= Texto proporcionado =
_ _ _ _ _ _ _

El líder del PSOE disfruta, según allegados, con la incertidumbre que genera su hermetismo, derivada en parte de la posición ganada en el partido. Zapatero tiene las manos más libres que antes para hacer y deshacer a su antojo y así se lo hicieron saber los dirigentes de su partido tras el 9 de marzo. Incluso las direcciones del partido en el País Vasco y Cataluña, federaciones que se sienten en buena medida artífices del resultado, admiten que sus votos tienen mucho que ver con el tirón personal de su jefe de filas, lo que no quita para que hayan intentado colocar a pesos pesados en el Gobierno.
Los catalanes tienen garantizado el puesto de Carme Chacón y confían en encontrar hueco para otro de sus hombres, el secretario de Estado de Economía David Vegara, o el presidente de la Diputación de Barcelona, Celestino Corbacho. Los socialistas vascos aspiran a situar a una muje en el Consejo de Ministros, aunque fuentes del partido aseguran que les preocupa más la política que desarrolle Rodríguez Zapatero que sentar a un representante en los bancos azules.

_ _ _ _ _ _ _

(Datos de reconocimiento de la estructura de documentos)
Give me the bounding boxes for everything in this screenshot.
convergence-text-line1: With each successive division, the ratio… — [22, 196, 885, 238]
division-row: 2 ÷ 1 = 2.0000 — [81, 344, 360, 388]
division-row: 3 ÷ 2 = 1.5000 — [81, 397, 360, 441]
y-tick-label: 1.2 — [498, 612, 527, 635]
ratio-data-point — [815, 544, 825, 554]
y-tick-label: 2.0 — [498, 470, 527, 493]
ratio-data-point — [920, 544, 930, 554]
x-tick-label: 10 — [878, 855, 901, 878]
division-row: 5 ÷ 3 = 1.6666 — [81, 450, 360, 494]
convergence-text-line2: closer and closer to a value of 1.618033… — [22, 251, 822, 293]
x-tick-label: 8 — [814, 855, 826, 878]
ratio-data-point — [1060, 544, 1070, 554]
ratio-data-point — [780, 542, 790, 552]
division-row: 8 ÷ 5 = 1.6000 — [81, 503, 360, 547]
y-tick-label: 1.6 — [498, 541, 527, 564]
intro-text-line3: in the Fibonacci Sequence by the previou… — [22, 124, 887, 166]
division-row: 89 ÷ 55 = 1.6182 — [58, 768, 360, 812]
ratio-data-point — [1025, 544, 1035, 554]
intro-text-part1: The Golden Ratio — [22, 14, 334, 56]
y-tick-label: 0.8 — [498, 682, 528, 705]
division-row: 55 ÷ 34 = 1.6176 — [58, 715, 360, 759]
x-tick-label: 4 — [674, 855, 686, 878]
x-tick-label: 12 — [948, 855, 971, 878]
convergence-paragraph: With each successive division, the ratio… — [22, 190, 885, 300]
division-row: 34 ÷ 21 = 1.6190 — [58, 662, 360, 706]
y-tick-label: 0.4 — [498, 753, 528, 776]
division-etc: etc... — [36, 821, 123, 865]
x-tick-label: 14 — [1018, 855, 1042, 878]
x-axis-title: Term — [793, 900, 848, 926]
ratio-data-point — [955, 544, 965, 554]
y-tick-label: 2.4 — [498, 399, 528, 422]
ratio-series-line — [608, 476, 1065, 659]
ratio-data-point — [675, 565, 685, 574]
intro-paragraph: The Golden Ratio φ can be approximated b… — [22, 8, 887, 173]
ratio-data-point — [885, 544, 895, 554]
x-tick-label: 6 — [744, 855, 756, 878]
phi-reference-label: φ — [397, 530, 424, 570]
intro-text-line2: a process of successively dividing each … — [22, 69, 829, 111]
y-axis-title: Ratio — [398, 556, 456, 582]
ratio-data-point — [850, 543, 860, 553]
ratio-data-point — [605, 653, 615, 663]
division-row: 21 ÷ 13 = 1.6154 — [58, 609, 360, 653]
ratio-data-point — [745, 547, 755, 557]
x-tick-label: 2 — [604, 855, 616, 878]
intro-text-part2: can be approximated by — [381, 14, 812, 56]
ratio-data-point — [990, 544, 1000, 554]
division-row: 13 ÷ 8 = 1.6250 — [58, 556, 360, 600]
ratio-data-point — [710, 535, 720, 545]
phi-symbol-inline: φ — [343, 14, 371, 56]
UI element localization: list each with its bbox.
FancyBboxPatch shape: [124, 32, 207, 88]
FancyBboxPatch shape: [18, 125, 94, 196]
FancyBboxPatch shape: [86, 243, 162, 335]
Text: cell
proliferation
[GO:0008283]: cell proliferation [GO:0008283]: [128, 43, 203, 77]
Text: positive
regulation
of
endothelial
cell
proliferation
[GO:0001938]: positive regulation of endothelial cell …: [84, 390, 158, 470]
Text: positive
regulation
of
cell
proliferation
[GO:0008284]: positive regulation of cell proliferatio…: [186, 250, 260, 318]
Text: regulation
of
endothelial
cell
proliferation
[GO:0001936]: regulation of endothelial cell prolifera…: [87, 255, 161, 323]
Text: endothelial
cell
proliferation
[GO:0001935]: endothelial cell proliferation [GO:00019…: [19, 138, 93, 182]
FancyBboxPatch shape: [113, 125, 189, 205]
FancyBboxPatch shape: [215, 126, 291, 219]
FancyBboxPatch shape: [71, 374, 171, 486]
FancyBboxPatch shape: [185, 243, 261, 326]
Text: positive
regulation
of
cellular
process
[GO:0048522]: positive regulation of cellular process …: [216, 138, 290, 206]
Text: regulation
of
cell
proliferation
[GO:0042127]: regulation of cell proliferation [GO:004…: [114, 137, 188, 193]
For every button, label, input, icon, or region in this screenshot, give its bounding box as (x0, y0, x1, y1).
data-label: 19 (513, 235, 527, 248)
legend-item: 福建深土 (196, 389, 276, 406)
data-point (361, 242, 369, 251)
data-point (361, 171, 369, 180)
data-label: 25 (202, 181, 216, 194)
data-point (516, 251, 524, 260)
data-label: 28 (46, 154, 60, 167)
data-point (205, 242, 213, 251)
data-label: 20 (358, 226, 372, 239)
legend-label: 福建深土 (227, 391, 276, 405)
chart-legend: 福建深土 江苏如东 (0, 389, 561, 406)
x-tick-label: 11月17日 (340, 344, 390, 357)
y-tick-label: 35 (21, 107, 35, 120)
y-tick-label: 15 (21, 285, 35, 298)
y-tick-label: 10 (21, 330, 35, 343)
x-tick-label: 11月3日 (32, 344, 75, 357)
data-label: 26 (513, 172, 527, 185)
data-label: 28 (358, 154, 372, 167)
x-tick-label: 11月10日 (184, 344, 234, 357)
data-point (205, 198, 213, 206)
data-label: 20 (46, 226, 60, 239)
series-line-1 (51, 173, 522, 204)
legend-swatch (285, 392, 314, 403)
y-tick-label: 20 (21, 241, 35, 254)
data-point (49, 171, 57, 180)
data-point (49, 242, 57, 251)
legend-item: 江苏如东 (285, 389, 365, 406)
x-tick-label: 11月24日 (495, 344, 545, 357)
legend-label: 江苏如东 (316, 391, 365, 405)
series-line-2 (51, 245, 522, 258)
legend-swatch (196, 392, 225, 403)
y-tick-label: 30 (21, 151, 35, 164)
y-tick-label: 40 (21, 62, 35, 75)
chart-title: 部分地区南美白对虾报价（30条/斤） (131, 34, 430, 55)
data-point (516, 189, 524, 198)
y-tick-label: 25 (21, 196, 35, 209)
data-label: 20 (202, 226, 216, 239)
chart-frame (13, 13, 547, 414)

_ _ _ _ _ _ _

= Consignas del ejercicio =
[1] Responda brevemente, a partir del texto proporcionado, las siguientes preguntas:
(a) ¿Después de qué fecha le hicieron saber los dirigentes del partido a Zapatero que tenía las manos más libres?
(b) ¿Qué cargo ocupa David Vegara?
(c) ¿El puesto de quién tienen garantizado los catalanes?
[2] Cite del texto proporcionado todo lo que va desde "Los catalanes tienen" hasta "los bancos azules.", ambos incluidos.

= Sus respuestas =
[1]
(a) Después del 9 de marzo.
(b) Secretario de Estado de Economía.
(c) El de Carme Chacón.

[2]
Los catalanes tienen garantizado el puesto de Carme Chacón y confían en encontrar hueco para otro de sus hombres, el secretario de Estado de Economía David Vegara, o el presidente de la Diputación de Barcelona, Celestino Corbacho. Los socialistas vascos aspiran a situar a una muje en el Consejo de Ministros, aunque fuentes del partido aseguran que les preocupa más la política que desarrolle Rodríguez Zapatero que sentar a un representante en los bancos azules.